Once the pictures are removed, restate the listing word for word.

┏━━

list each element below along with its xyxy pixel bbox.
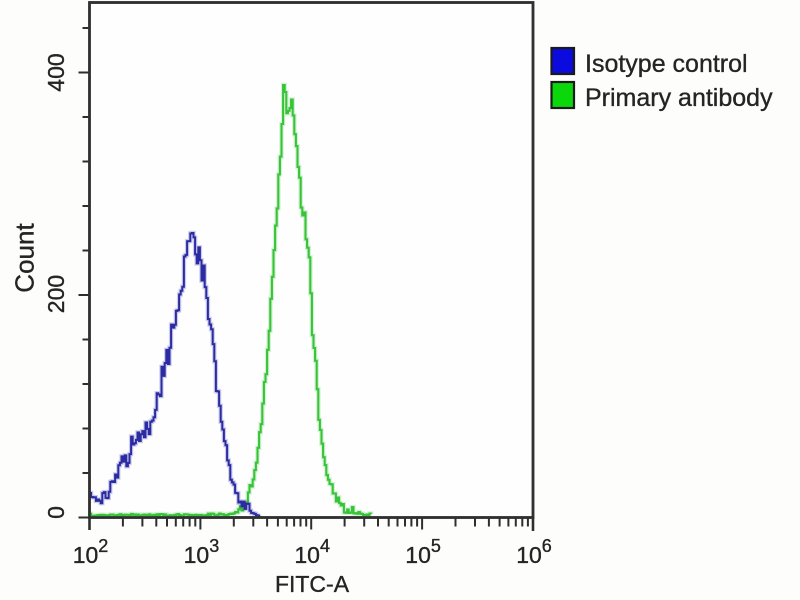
svg-text:0: 0: [43, 506, 69, 519]
svg-text:200: 200: [43, 275, 69, 313]
svg-text:104: 104: [294, 536, 330, 568]
svg-text:Count: Count: [10, 223, 40, 293]
svg-text:102: 102: [73, 536, 109, 568]
svg-text:Isotype control: Isotype control: [585, 50, 748, 78]
svg-text:FITC-A: FITC-A: [275, 571, 350, 597]
svg-text:400: 400: [43, 53, 69, 91]
svg-text:Primary antibody: Primary antibody: [585, 84, 773, 112]
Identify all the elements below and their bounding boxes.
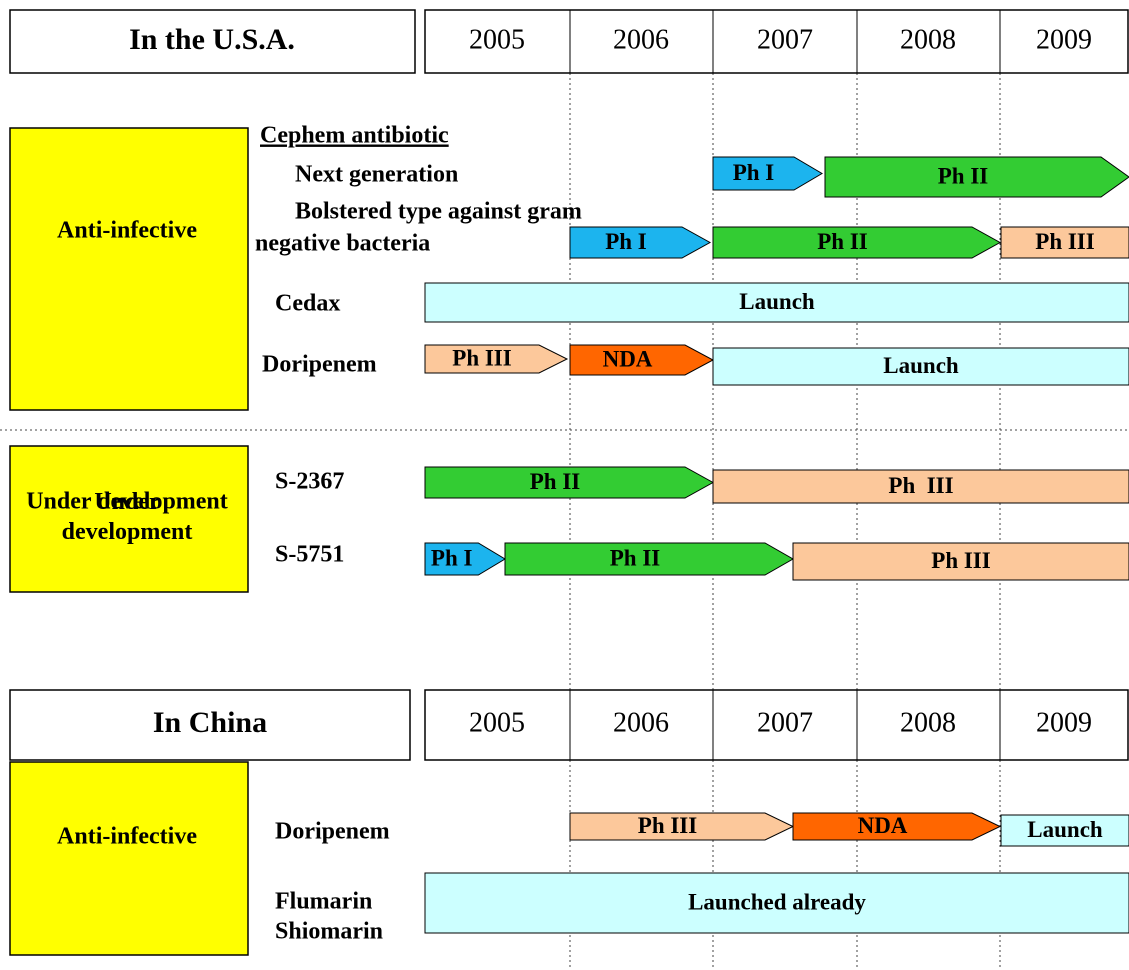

┗━━

- _WRITTEN REPLY_
list each element below along with its xyxy pixel bbox.
svg-text:0: 0: [43, 506, 69, 519]
svg-text:200: 200: [43, 275, 69, 313]
svg-text:104: 104: [294, 536, 330, 568]
svg-text:Count: Count: [10, 223, 40, 293]
svg-text:102: 102: [73, 536, 109, 568]
svg-text:Isotype control: Isotype control: [585, 50, 748, 78]
svg-text:FITC-A: FITC-A: [275, 571, 350, 597]
svg-text:400: 400: [43, 53, 69, 91]
svg-text:Primary antibody: Primary antibody: [585, 84, 773, 112]
Identify all the elements below and their bounding boxes.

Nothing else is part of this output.